• [TASK BRIEF]: Which lines in the records below contain the word "this"? Copy each of them.

Figure dataset records
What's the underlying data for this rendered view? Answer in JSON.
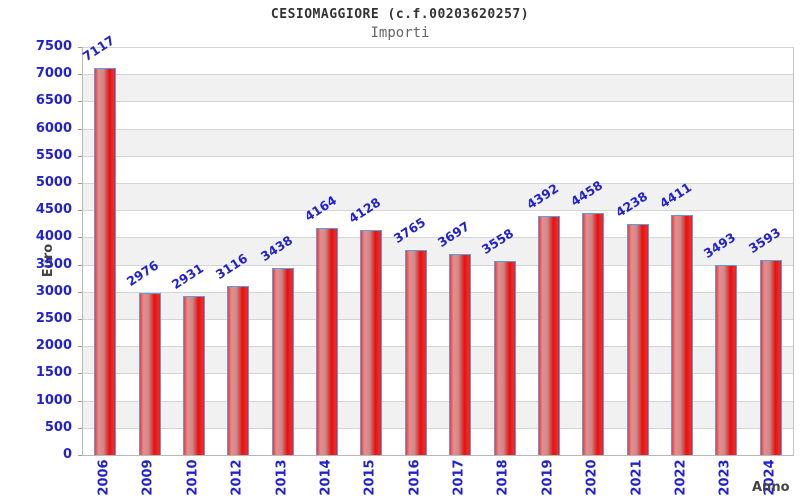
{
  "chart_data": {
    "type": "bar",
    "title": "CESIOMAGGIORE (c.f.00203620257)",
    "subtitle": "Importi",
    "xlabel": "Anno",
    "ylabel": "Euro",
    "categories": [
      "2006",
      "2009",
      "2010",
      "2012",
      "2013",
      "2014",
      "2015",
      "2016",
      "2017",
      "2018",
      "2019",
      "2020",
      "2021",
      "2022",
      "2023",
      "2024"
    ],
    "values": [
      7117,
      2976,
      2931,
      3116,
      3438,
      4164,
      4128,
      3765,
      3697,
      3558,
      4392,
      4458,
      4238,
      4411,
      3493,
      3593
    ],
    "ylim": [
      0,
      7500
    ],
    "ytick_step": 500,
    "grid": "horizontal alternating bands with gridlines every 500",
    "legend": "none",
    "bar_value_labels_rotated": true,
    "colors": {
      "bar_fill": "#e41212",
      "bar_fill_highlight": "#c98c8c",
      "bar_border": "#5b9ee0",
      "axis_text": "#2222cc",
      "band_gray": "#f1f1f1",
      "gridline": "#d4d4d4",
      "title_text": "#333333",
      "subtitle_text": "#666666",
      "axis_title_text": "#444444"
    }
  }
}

---

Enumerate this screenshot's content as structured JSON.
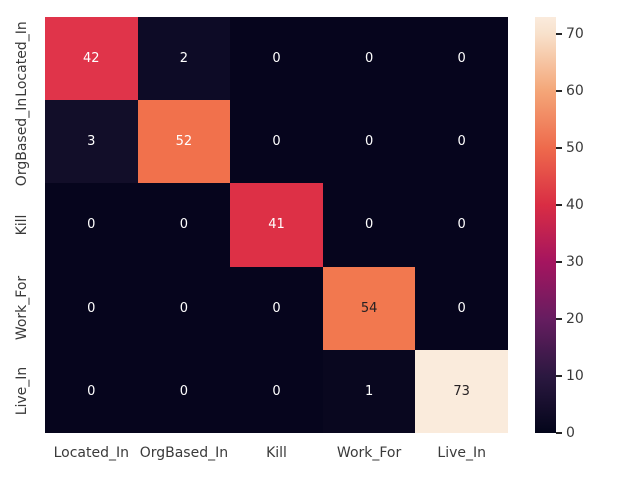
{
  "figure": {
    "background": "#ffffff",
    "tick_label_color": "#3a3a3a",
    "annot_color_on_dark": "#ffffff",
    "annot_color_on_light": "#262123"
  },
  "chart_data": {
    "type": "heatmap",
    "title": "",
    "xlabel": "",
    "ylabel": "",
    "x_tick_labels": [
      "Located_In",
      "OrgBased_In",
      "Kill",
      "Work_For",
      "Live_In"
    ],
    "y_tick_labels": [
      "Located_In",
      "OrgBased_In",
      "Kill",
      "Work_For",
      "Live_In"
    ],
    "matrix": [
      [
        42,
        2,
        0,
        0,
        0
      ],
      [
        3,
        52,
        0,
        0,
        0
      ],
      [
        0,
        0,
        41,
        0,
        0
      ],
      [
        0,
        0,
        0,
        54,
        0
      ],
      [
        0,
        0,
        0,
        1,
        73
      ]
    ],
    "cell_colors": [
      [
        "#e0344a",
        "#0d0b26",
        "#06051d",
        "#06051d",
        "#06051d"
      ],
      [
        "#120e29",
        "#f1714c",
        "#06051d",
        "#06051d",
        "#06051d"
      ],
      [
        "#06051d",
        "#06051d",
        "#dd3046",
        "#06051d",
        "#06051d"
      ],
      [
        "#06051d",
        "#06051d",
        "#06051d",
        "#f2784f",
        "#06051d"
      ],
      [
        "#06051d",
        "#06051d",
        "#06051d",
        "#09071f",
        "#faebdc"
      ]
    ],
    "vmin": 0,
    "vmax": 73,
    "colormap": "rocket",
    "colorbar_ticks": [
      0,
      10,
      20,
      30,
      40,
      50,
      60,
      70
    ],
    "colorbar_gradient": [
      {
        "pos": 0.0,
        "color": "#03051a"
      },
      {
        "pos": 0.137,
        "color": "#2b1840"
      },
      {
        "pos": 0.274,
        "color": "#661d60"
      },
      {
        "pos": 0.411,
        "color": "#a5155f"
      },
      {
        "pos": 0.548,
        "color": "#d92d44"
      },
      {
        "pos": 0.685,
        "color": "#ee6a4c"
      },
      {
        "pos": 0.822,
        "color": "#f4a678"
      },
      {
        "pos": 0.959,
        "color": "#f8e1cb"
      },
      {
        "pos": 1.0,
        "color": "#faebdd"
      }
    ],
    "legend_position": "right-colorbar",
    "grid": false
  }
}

• [REPLY]:
What's the underlying data for this rendered view? Answer in JSON.
Enumerate this screenshot's content as structured JSON.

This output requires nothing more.